### WHAT THE TASK ASKS
Print the listing that follows, character for character.

Dataset records:
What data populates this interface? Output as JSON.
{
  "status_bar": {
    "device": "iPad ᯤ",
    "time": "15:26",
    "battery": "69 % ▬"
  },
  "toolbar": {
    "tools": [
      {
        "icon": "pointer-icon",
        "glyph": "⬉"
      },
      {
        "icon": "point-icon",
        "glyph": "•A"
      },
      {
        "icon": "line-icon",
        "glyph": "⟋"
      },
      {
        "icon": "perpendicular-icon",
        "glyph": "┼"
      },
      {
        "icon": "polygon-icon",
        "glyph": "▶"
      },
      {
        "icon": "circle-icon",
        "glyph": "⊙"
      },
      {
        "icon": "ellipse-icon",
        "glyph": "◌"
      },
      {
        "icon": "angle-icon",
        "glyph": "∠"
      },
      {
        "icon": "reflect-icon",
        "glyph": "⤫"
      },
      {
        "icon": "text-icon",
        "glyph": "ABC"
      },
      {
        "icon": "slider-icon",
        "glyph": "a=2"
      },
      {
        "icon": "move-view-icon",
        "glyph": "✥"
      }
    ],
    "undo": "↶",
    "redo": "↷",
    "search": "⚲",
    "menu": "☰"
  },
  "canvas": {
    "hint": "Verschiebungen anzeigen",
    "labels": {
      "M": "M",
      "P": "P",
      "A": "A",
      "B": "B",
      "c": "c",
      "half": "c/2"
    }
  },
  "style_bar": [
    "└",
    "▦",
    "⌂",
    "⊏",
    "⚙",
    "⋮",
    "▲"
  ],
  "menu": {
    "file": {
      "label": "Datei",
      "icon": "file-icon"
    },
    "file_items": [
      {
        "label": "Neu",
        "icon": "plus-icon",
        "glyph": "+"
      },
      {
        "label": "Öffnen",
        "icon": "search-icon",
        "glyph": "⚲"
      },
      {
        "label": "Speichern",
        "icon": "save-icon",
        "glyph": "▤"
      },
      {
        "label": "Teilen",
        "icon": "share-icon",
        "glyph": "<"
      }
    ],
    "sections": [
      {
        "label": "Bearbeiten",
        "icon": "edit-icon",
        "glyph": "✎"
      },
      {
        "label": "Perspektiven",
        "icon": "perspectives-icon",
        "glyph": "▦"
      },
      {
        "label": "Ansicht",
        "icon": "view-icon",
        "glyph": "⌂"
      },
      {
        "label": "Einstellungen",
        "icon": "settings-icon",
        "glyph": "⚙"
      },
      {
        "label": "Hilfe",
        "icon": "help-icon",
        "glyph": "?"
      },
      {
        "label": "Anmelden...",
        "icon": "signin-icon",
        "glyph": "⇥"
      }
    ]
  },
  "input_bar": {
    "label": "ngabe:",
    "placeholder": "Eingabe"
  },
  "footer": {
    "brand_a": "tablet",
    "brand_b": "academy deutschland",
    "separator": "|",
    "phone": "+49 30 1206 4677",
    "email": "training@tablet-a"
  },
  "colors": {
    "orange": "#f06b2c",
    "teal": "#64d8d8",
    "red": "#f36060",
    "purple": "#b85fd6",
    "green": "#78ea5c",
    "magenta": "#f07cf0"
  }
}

### IN RESPONSE
What data populates this interface? Output as JSON.
{
  "status_bar": {
    "device": "iPad ᯤ",
    "time": "15:26",
    "battery": "69 % ▬"
  },
  "toolbar": {
    "tools": [
      {
        "icon": "pointer-icon",
        "glyph": "⬉"
      },
      {
        "icon": "point-icon",
        "glyph": "•A"
      },
      {
        "icon": "line-icon",
        "glyph": "⟋"
      },
      {
        "icon": "perpendicular-icon",
        "glyph": "┼"
      },
      {
        "icon": "polygon-icon",
        "glyph": "▶"
      },
      {
        "icon": "circle-icon",
        "glyph": "⊙"
      },
      {
        "icon": "ellipse-icon",
        "glyph": "◌"
      },
      {
        "icon": "angle-icon",
        "glyph": "∠"
      },
      {
        "icon": "reflect-icon",
        "glyph": "⤫"
      },
      {
        "icon": "text-icon",
        "glyph": "ABC"
      },
      {
        "icon": "slider-icon",
        "glyph": "a=2"
      },
      {
        "icon": "move-view-icon",
        "glyph": "✥"
      }
    ],
    "undo": "↶",
    "redo": "↷",
    "search": "⚲",
    "menu": "☰"
  },
  "canvas": {
    "hint": "Verschiebungen anzeigen",
    "labels": {
      "M": "M",
      "P": "P",
      "A": "A",
      "B": "B",
      "c": "c",
      "half": "c/2"
    }
  },
  "style_bar": [
    "└",
    "▦",
    "⌂",
    "⊏",
    "⚙",
    "⋮",
    "▲"
  ],
  "menu": {
    "file": {
      "label": "Datei",
      "icon": "file-icon"
    },
    "file_items": [
      {
        "label": "Neu",
        "icon": "plus-icon",
        "glyph": "+"
      },
      {
        "label": "Öffnen",
        "icon": "search-icon",
        "glyph": "⚲"
      },
      {
        "label": "Speichern",
        "icon": "save-icon",
        "glyph": "▤"
      },
      {
        "label": "Teilen",
        "icon": "share-icon",
        "glyph": "<"
      }
    ],
    "sections": [
      {
        "label": "Bearbeiten",
        "icon": "edit-icon",
        "glyph": "✎"
      },
      {
        "label": "Perspektiven",
        "icon": "perspectives-icon",
        "glyph": "▦"
      },
      {
        "label": "Ansicht",
        "icon": "view-icon",
        "glyph": "⌂"
      },
      {
        "label": "Einstellungen",
        "icon": "settings-icon",
        "glyph": "⚙"
      },
      {
        "label": "Hilfe",
        "icon": "help-icon",
        "glyph": "?"
      },
      {
        "label": "Anmelden...",
        "icon": "signin-icon",
        "glyph": "⇥"
      }
    ]
  },
  "input_bar": {
    "label": "ngabe:",
    "placeholder": "Eingabe"
  },
  "footer": {
    "brand_a": "tablet",
    "brand_b": "academy deutschland",
    "separator": "|",
    "phone": "+49 30 1206 4677",
    "email": "training@tablet-a"
  },
  "colors": {
    "orange": "#f06b2c",
    "teal": "#64d8d8",
    "red": "#f36060",
    "purple": "#b85fd6",
    "green": "#78ea5c",
    "magenta": "#f07cf0"
  }
}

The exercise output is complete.